--- RECORD LIST ---
-.-.-

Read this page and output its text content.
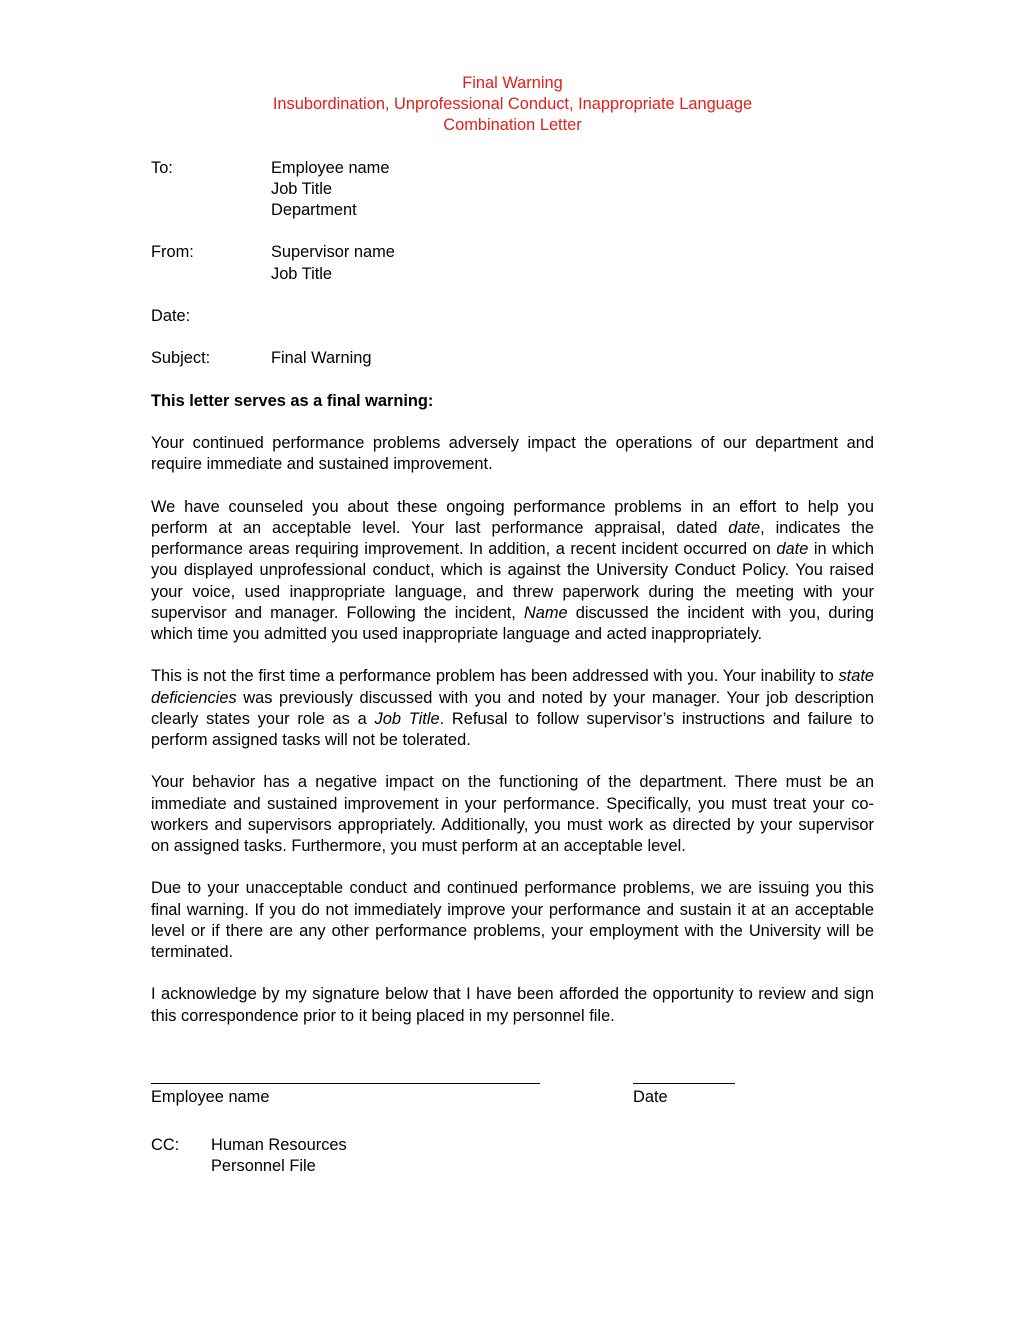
Final Warning
Insubordination, Unprofessional Conduct, Inappropriate Language
Combination Letter
To:	Employee name
Job Title
Department
From:	Supervisor name
Job Title
Date:
Subject:	Final Warning
This letter serves as a final warning:

Your continued performance problems adversely impact the operations of our department and require immediate and sustained improvement.

We have counseled you about these ongoing performance problems in an effort to help you perform at an acceptable level. Your last performance appraisal, dated date, indicates the performance areas requiring improvement. In addition, a recent incident occurred on date in which you displayed unprofessional conduct, which is against the University Conduct Policy. You raised your voice, used inappropriate language, and threw paperwork during the meeting with your supervisor and manager. Following the incident, Name discussed the incident with you, during which time you admitted you used inappropriate language and acted inappropriately.

This is not the first time a performance problem has been addressed with you. Your inability to state deficiencies was previously discussed with you and noted by your manager. Your job description clearly states your role as a Job Title. Refusal to follow supervisor’s instructions and failure to perform assigned tasks will not be tolerated.

Your behavior has a negative impact on the functioning of the department. There must be an immediate and sustained improvement in your performance. Specifically, you must treat your co-workers and supervisors appropriately. Additionally, you must work as directed by your supervisor on assigned tasks. Furthermore, you must perform at an acceptable level.

Due to your unacceptable conduct and continued performance problems, we are issuing you this final warning. If you do not immediately improve your performance and sustain it at an acceptable level or if there are any other performance problems, your employment with the University will be terminated.

I acknowledge by my signature below that I have been afforded the opportunity to review and sign this correspondence prior to it being placed in my personnel file.

Employee name	Date
CC:	Human Resources
Personnel File
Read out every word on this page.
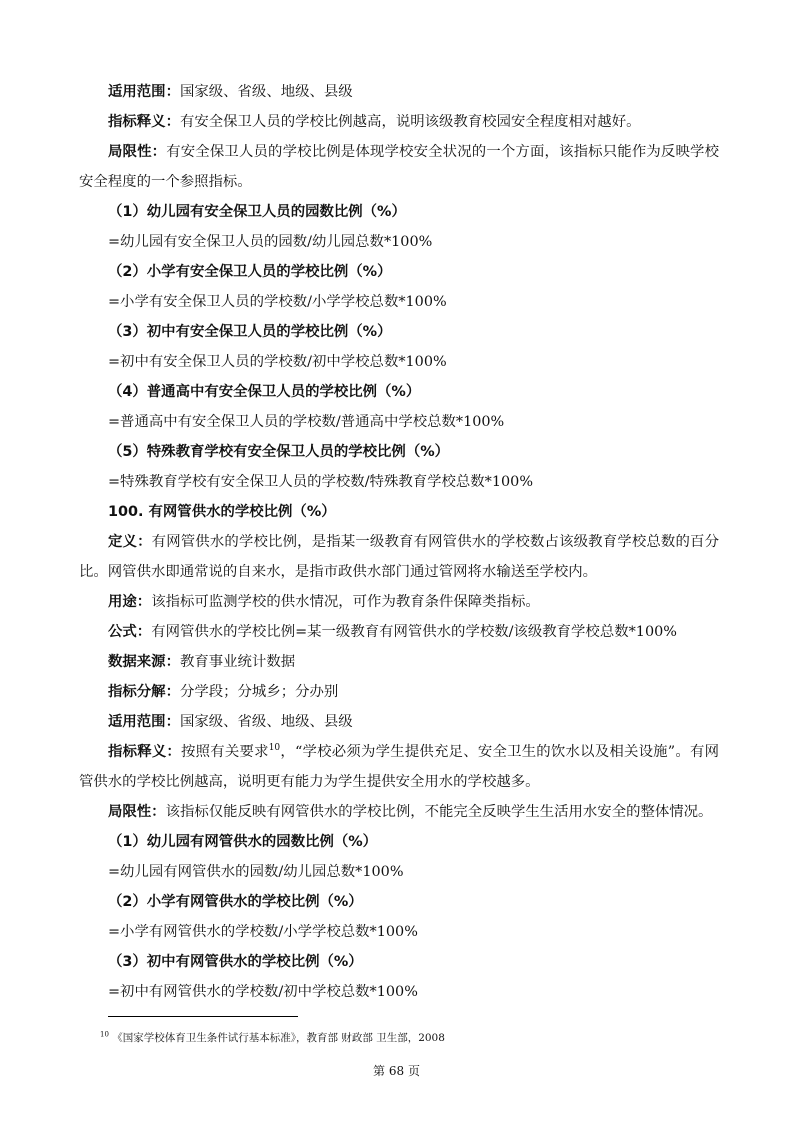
适用范围：国家级、省级、地级、县级

指标释义：有安全保卫人员的学校比例越高，说明该级教育校园安全程度相对越好。

局限性：有安全保卫人员的学校比例是体现学校安全状况的一个方面，该指标只能作为反映学校安全程度的一个参照指标。

（1）幼儿园有安全保卫人员的园数比例（%）

=幼儿园有安全保卫人员的园数/幼儿园总数*100%

（2）小学有安全保卫人员的学校比例（%）

=小学有安全保卫人员的学校数/小学学校总数*100%

（3）初中有安全保卫人员的学校比例（%）

=初中有安全保卫人员的学校数/初中学校总数*100%

（4）普通高中有安全保卫人员的学校比例（%）

=普通高中有安全保卫人员的学校数/普通高中学校总数*100%

（5）特殊教育学校有安全保卫人员的学校比例（%）

=特殊教育学校有安全保卫人员的学校数/特殊教育学校总数*100%

100. 有网管供水的学校比例（%）

定义：有网管供水的学校比例，是指某一级教育有网管供水的学校数占该级教育学校总数的百分比。网管供水即通常说的自来水，是指市政供水部门通过管网将水输送至学校内。

用途：该指标可监测学校的供水情况，可作为教育条件保障类指标。

公式：有网管供水的学校比例=某一级教育有网管供水的学校数/该级教育学校总数*100%

数据来源：教育事业统计数据

指标分解：分学段；分城乡；分办别

适用范围：国家级、省级、地级、县级

指标释义：按照有关要求$^{10}$，“学校必须为学生提供充足、安全卫生的饮水以及相关设施”。有网管供水的学校比例越高，说明更有能力为学生提供安全用水的学校越多。

局限性：该指标仅能反映有网管供水的学校比例，不能完全反映学生生活用水安全的整体情况。

（1）幼儿园有网管供水的园数比例（%）

=幼儿园有网管供水的园数/幼儿园总数*100%

（2）小学有网管供水的学校比例（%）

=小学有网管供水的学校数/小学学校总数*100%

（3）初中有网管供水的学校比例（%）

=初中有网管供水的学校数/初中学校总数*100%

$^{10}$ 《国家学校体育卫生条件试行基本标准》，教育部 财政部 卫生部，2008
第 68 页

-.-.-

--- DESCRIPTION OF THE TASK ---
Check each line of the records for the word "幼儿园总数" and extract those that contain it.

--- FULL SOLUTION ---
=幼儿园有安全保卫人员的园数/幼儿园总数*100%
=幼儿园有网管供水的园数/幼儿园总数*100%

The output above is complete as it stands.